___ Records to use

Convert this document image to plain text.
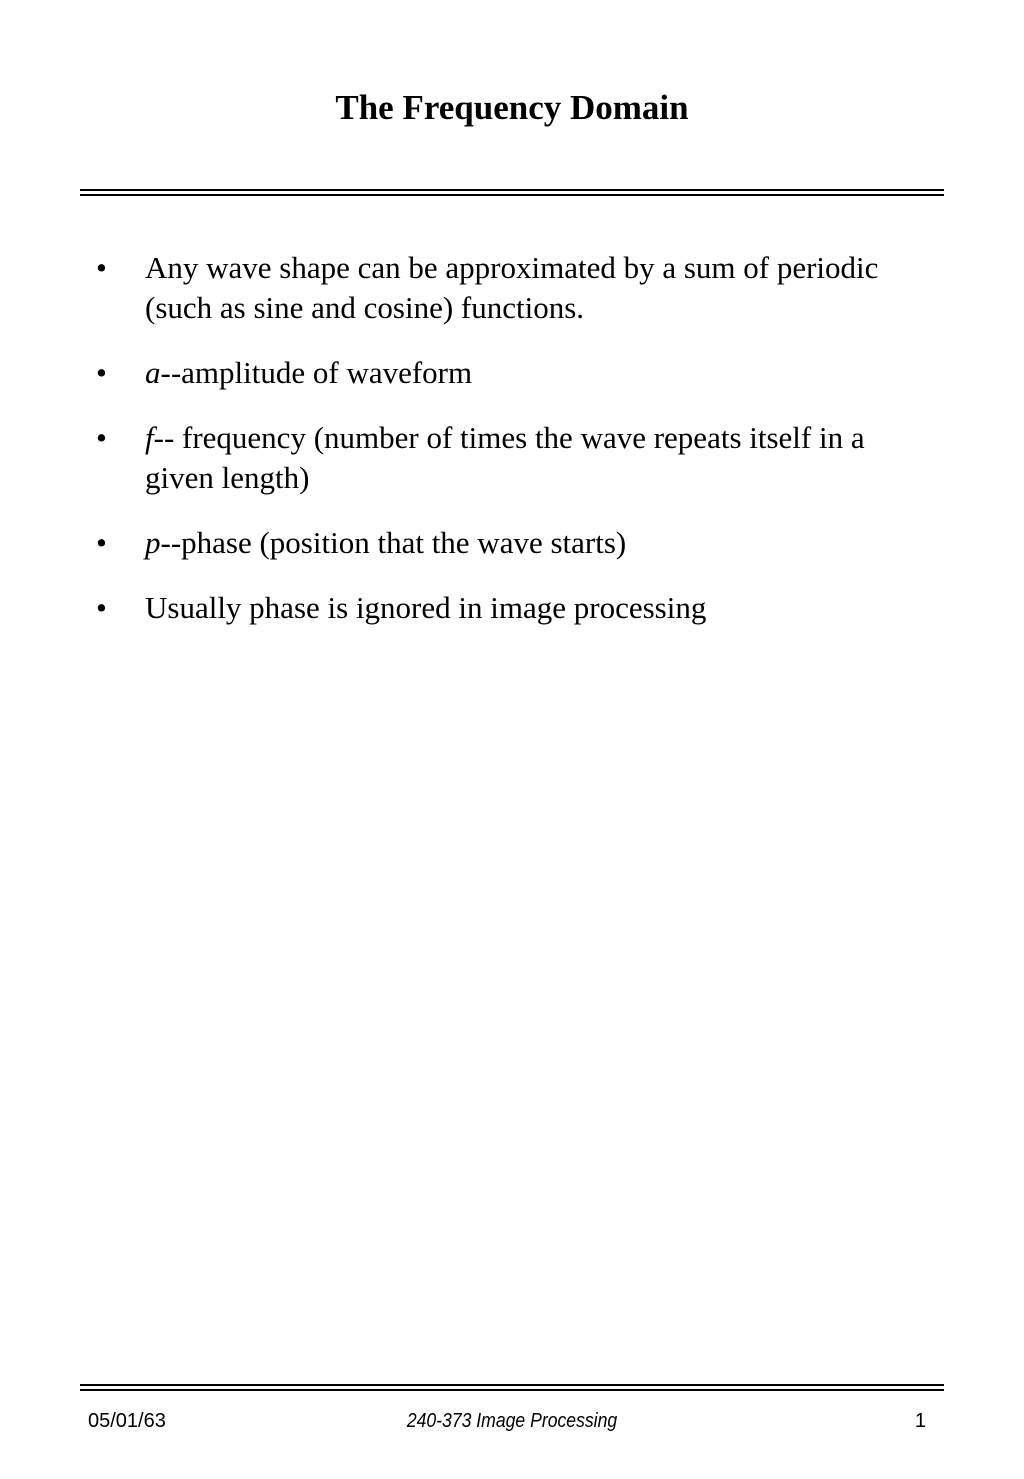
The Frequency Domain
• Any wave shape can be approximated by a sum of periodic (such as sine and cosine) functions.
• a--amplitude of waveform
• f-- frequency (number of times the wave repeats itself in a given length)
• p--phase (position that the wave starts)
• Usually phase is ignored in image processing
05/01/63	240-373 Image Processing	1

______

Instructions to follow:
Omit every image. Quote each record exactly.

Output below:
Convert this document image to plain text.
The Frequency Domain
• Any wave shape can be approximated by a sum of periodic (such as sine and cosine) functions.
• a--amplitude of waveform
• f-- frequency (number of times the wave repeats itself in a given length)
• p--phase (position that the wave starts)
• Usually phase is ignored in image processing
05/01/63	240-373 Image Processing	1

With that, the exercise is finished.